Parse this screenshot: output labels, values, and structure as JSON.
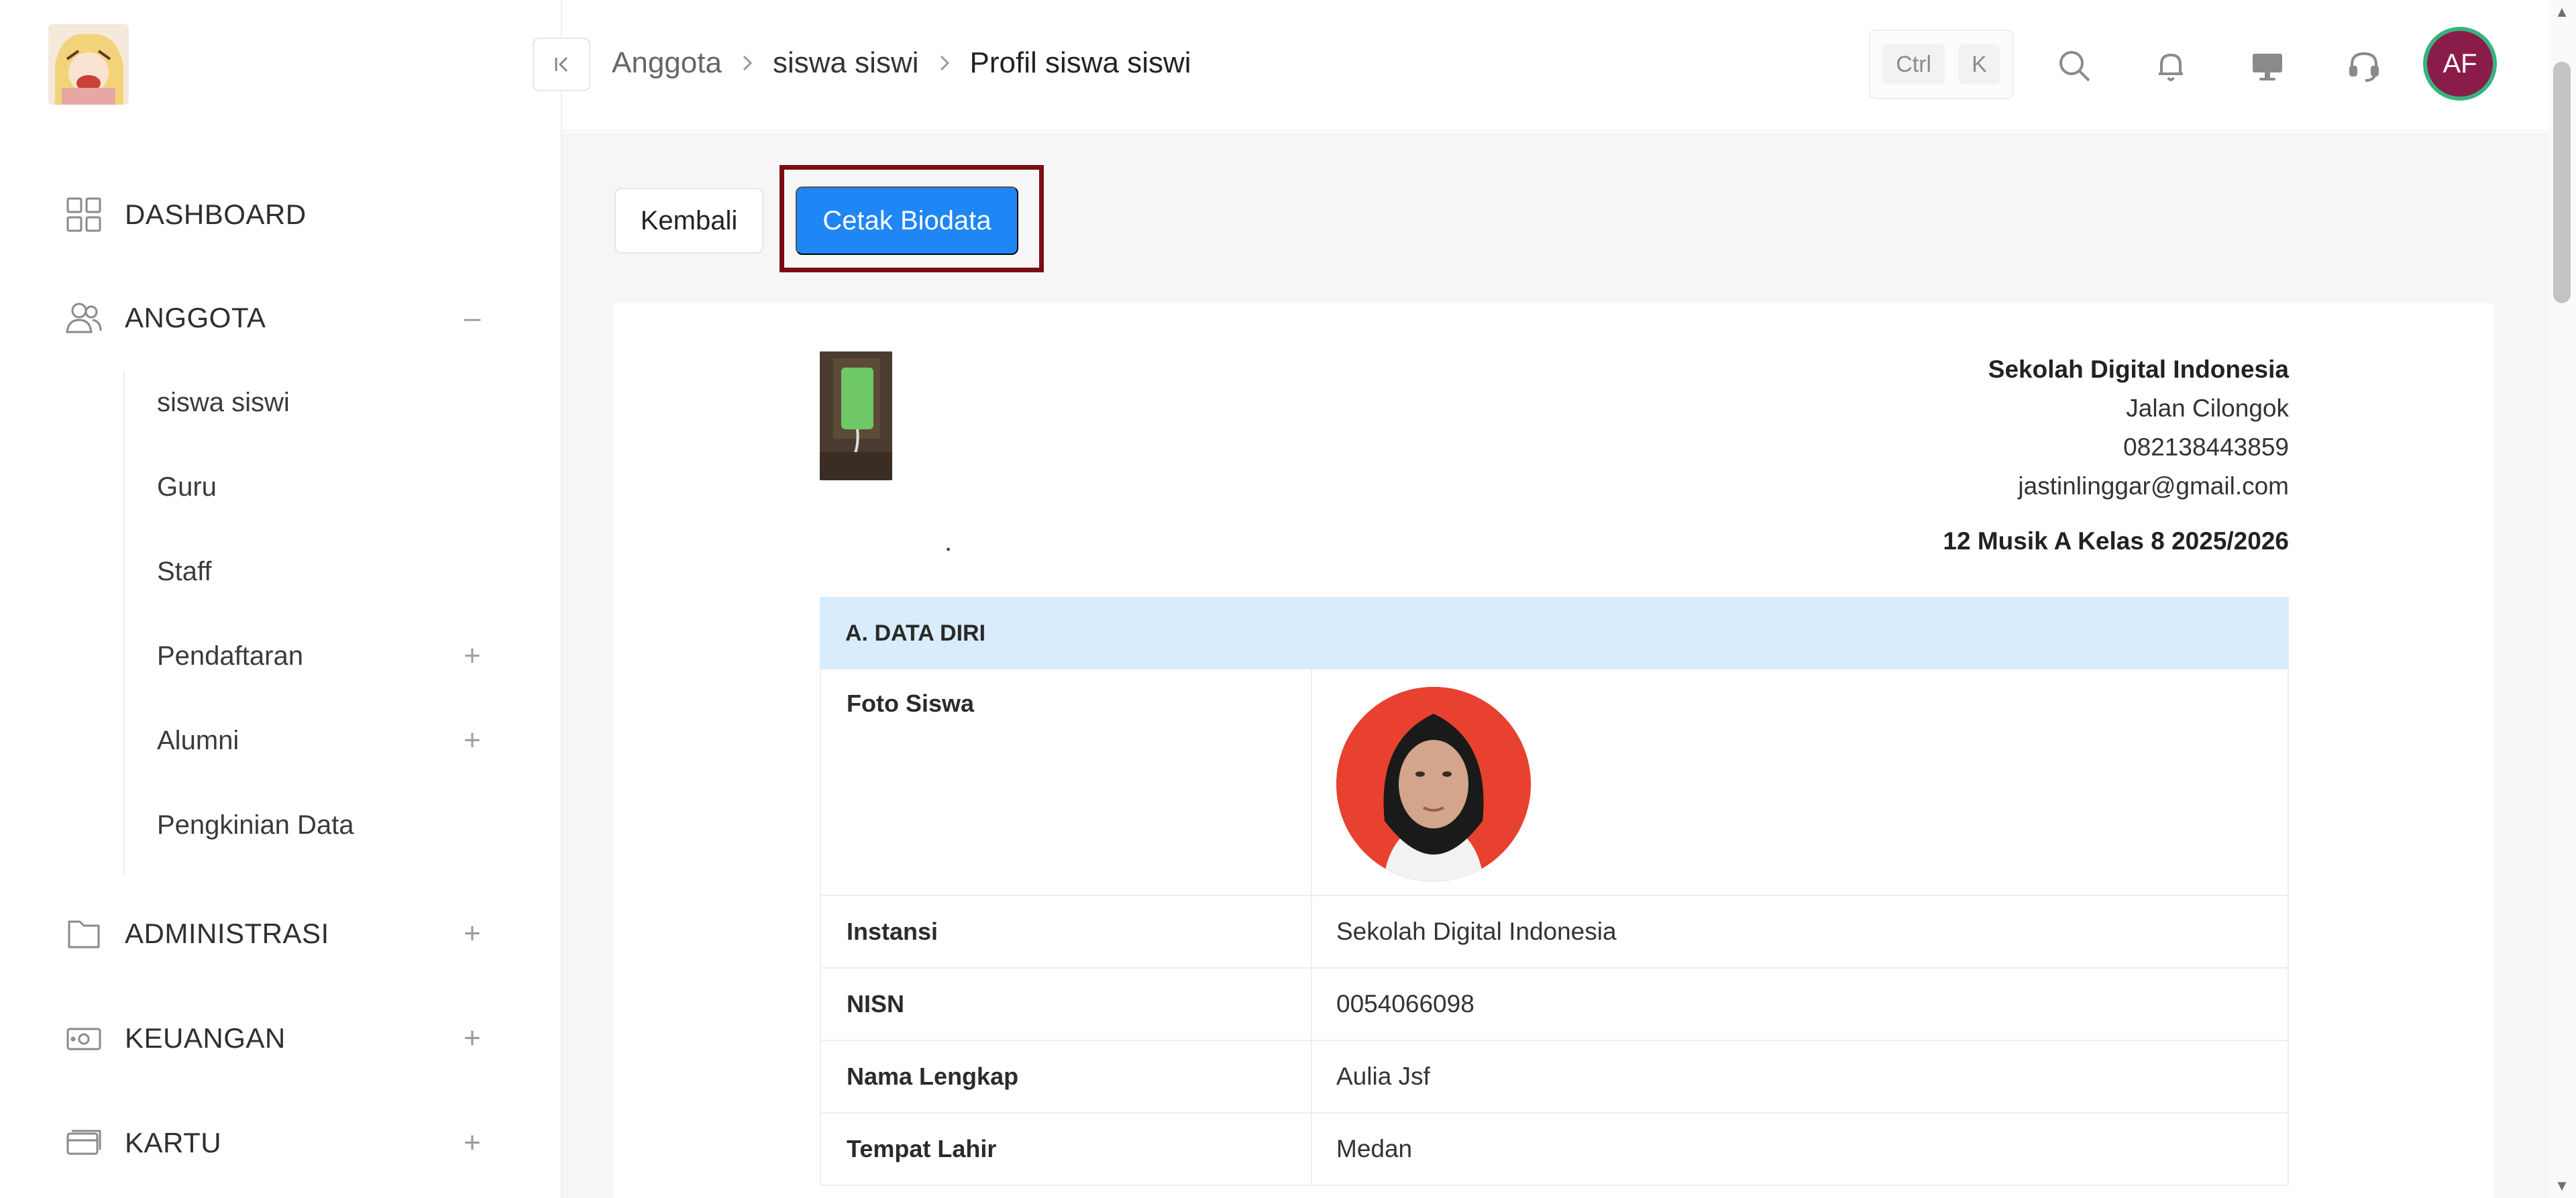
{
  "breadcrumb": [
    "Anggota",
    "siswa siswi",
    "Profil siswa siswi"
  ],
  "shortcut": {
    "ctrl": "Ctrl",
    "key": "K"
  },
  "user": {
    "initials": "AF"
  },
  "sidebar": {
    "groups": [
      {
        "label": "DASHBOARD",
        "icon": "dashboard-icon",
        "toggle": ""
      },
      {
        "label": "ANGGOTA",
        "icon": "users-icon",
        "toggle": "–"
      },
      {
        "label": "ADMINISTRASI",
        "icon": "folder-icon",
        "toggle": "+"
      },
      {
        "label": "KEUANGAN",
        "icon": "money-icon",
        "toggle": "+"
      },
      {
        "label": "KARTU",
        "icon": "card-icon",
        "toggle": "+"
      }
    ],
    "sub_items": [
      {
        "label": "siswa siswi",
        "toggle": ""
      },
      {
        "label": "Guru",
        "toggle": ""
      },
      {
        "label": "Staff",
        "toggle": ""
      },
      {
        "label": "Pendaftaran",
        "toggle": "+"
      },
      {
        "label": "Alumni",
        "toggle": "+"
      },
      {
        "label": "Pengkinian Data",
        "toggle": ""
      }
    ]
  },
  "actions": {
    "back_label": "Kembali",
    "print_label": "Cetak Biodata"
  },
  "school": {
    "name": "Sekolah Digital Indonesia",
    "address": "Jalan Cilongok",
    "phone": "082138443859",
    "email": "jastinlinggar@gmail.com",
    "class_info": "12 Musik A Kelas 8 2025/2026",
    "dot": "."
  },
  "profile": {
    "section_title": "A. DATA DIRI",
    "photo_label": "Foto Siswa",
    "rows": [
      {
        "key": "Instansi",
        "value": "Sekolah Digital Indonesia"
      },
      {
        "key": "NISN",
        "value": "0054066098"
      },
      {
        "key": "Nama Lengkap",
        "value": "Aulia Jsf"
      },
      {
        "key": "Tempat Lahir",
        "value": "Medan"
      }
    ]
  },
  "colors": {
    "primary": "#1f86f5",
    "highlight": "#7a0d14",
    "avatar_bg": "#8a1c4a",
    "avatar_ring": "#37b37e",
    "section_bg": "#d9ecfb"
  }
}
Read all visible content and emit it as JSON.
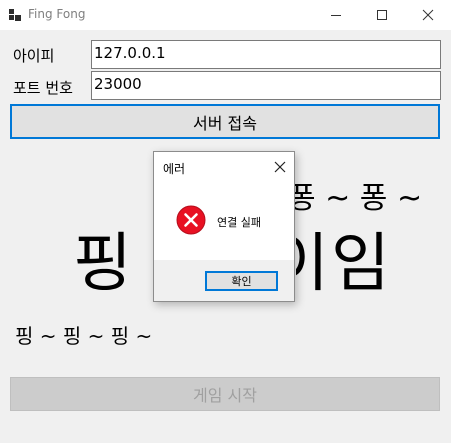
{
  "window": {
    "title": "Fing Fong",
    "icon": "app-icon",
    "controls": [
      "minimize-icon",
      "maximize-icon",
      "close-icon"
    ]
  },
  "form": {
    "ip_label": "아이피",
    "ip_value": "127.0.0.1",
    "port_label": "포트 번호",
    "port_value": "23000",
    "connect_label": "서버 접속"
  },
  "game": {
    "title_left": "핑",
    "title_right": "임",
    "title_partial": "이",
    "pong_text": "퐁 ~ 퐁 ~",
    "ping_text": "핑 ~ 핑 ~ 핑 ~",
    "start_label": "게임 시작",
    "start_enabled": false
  },
  "dialog": {
    "title": "에러",
    "message": "연결 실패",
    "icon": "error-icon",
    "ok_label": "확인"
  },
  "colors": {
    "accent": "#0078d7",
    "error": "#e81123",
    "window_bg": "#f0f0f0"
  }
}
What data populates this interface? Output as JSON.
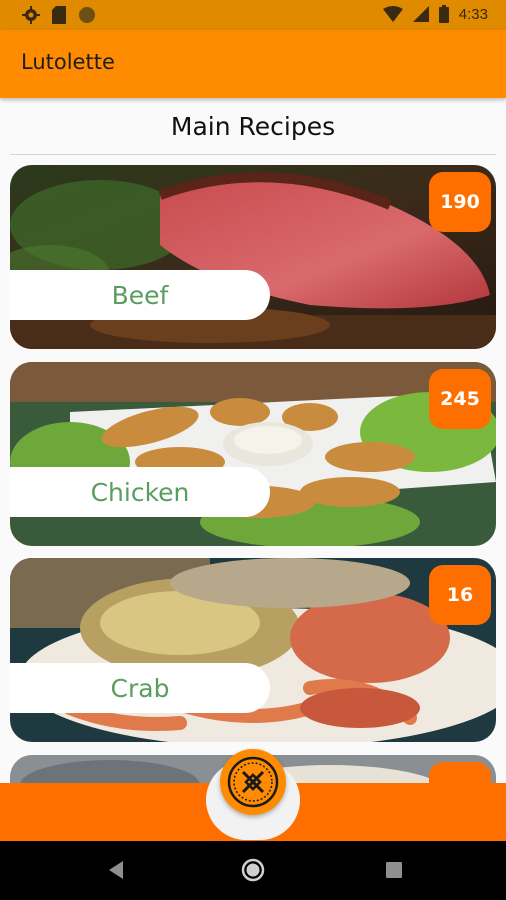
{
  "status_bar": {
    "time": "4:33",
    "left_icons": [
      "settings-icon",
      "sd-card-icon",
      "circle-icon"
    ],
    "right_icons": [
      "wifi-icon",
      "signal-icon",
      "battery-icon"
    ]
  },
  "app_bar": {
    "title": "Lutolette"
  },
  "section": {
    "title": "Main Recipes"
  },
  "cards": [
    {
      "label": "Beef",
      "count": "190"
    },
    {
      "label": "Chicken",
      "count": "245"
    },
    {
      "label": "Crab",
      "count": "16"
    },
    {
      "label": "",
      "count": ""
    }
  ],
  "fab": {
    "icon": "emblem-icon"
  },
  "colors": {
    "status_bar": "#e08a00",
    "app_bar": "#ff8c00",
    "badge": "#ff6f00",
    "label_text": "#5a9e5e",
    "bottom_bar": "#ff6f00"
  },
  "nav_bar": {
    "icons": [
      "back-icon",
      "home-icon",
      "recents-icon"
    ]
  }
}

--- PROBLEM REQUIREMENTS ---
Go through the listing above and write it out again exactly, dropping the pictures.

--- ANSWER BELOW ---
Parse this screenshot: output labels, values, and structure as JSON.
{
  "breadcrumb": [
    "Anggota",
    "siswa siswi",
    "Profil siswa siswi"
  ],
  "shortcut": {
    "ctrl": "Ctrl",
    "key": "K"
  },
  "user": {
    "initials": "AF"
  },
  "sidebar": {
    "groups": [
      {
        "label": "DASHBOARD",
        "icon": "dashboard-icon",
        "toggle": ""
      },
      {
        "label": "ANGGOTA",
        "icon": "users-icon",
        "toggle": "–"
      },
      {
        "label": "ADMINISTRASI",
        "icon": "folder-icon",
        "toggle": "+"
      },
      {
        "label": "KEUANGAN",
        "icon": "money-icon",
        "toggle": "+"
      },
      {
        "label": "KARTU",
        "icon": "card-icon",
        "toggle": "+"
      }
    ],
    "sub_items": [
      {
        "label": "siswa siswi",
        "toggle": ""
      },
      {
        "label": "Guru",
        "toggle": ""
      },
      {
        "label": "Staff",
        "toggle": ""
      },
      {
        "label": "Pendaftaran",
        "toggle": "+"
      },
      {
        "label": "Alumni",
        "toggle": "+"
      },
      {
        "label": "Pengkinian Data",
        "toggle": ""
      }
    ]
  },
  "actions": {
    "back_label": "Kembali",
    "print_label": "Cetak Biodata"
  },
  "school": {
    "name": "Sekolah Digital Indonesia",
    "address": "Jalan Cilongok",
    "phone": "082138443859",
    "email": "jastinlinggar@gmail.com",
    "class_info": "12 Musik A Kelas 8 2025/2026",
    "dot": "."
  },
  "profile": {
    "section_title": "A. DATA DIRI",
    "photo_label": "Foto Siswa",
    "rows": [
      {
        "key": "Instansi",
        "value": "Sekolah Digital Indonesia"
      },
      {
        "key": "NISN",
        "value": "0054066098"
      },
      {
        "key": "Nama Lengkap",
        "value": "Aulia Jsf"
      },
      {
        "key": "Tempat Lahir",
        "value": "Medan"
      }
    ]
  },
  "colors": {
    "primary": "#1f86f5",
    "highlight": "#7a0d14",
    "avatar_bg": "#8a1c4a",
    "avatar_ring": "#37b37e",
    "section_bg": "#d9ecfb"
  }
}
Read all visible content and emit it as JSON.
{
  "window": {
    "title": "Fing Fong",
    "icon": "app-icon",
    "controls": [
      "minimize-icon",
      "maximize-icon",
      "close-icon"
    ]
  },
  "form": {
    "ip_label": "아이피",
    "ip_value": "127.0.0.1",
    "port_label": "포트 번호",
    "port_value": "23000",
    "connect_label": "서버 접속"
  },
  "game": {
    "title_left": "핑",
    "title_right": "임",
    "title_partial": "이",
    "pong_text": "퐁 ~ 퐁 ~",
    "ping_text": "핑 ~ 핑 ~ 핑 ~",
    "start_label": "게임 시작",
    "start_enabled": false
  },
  "dialog": {
    "title": "에러",
    "message": "연결 실패",
    "icon": "error-icon",
    "ok_label": "확인"
  },
  "colors": {
    "accent": "#0078d7",
    "error": "#e81123",
    "window_bg": "#f0f0f0"
  }
}
What data populates this interface? Output as JSON.
{
  "status_bar": {
    "time": "4:33",
    "left_icons": [
      "settings-icon",
      "sd-card-icon",
      "circle-icon"
    ],
    "right_icons": [
      "wifi-icon",
      "signal-icon",
      "battery-icon"
    ]
  },
  "app_bar": {
    "title": "Lutolette"
  },
  "section": {
    "title": "Main Recipes"
  },
  "cards": [
    {
      "label": "Beef",
      "count": "190"
    },
    {
      "label": "Chicken",
      "count": "245"
    },
    {
      "label": "Crab",
      "count": "16"
    },
    {
      "label": "",
      "count": ""
    }
  ],
  "fab": {
    "icon": "emblem-icon"
  },
  "colors": {
    "status_bar": "#e08a00",
    "app_bar": "#ff8c00",
    "badge": "#ff6f00",
    "label_text": "#5a9e5e",
    "bottom_bar": "#ff6f00"
  },
  "nav_bar": {
    "icons": [
      "back-icon",
      "home-icon",
      "recents-icon"
    ]
  }
}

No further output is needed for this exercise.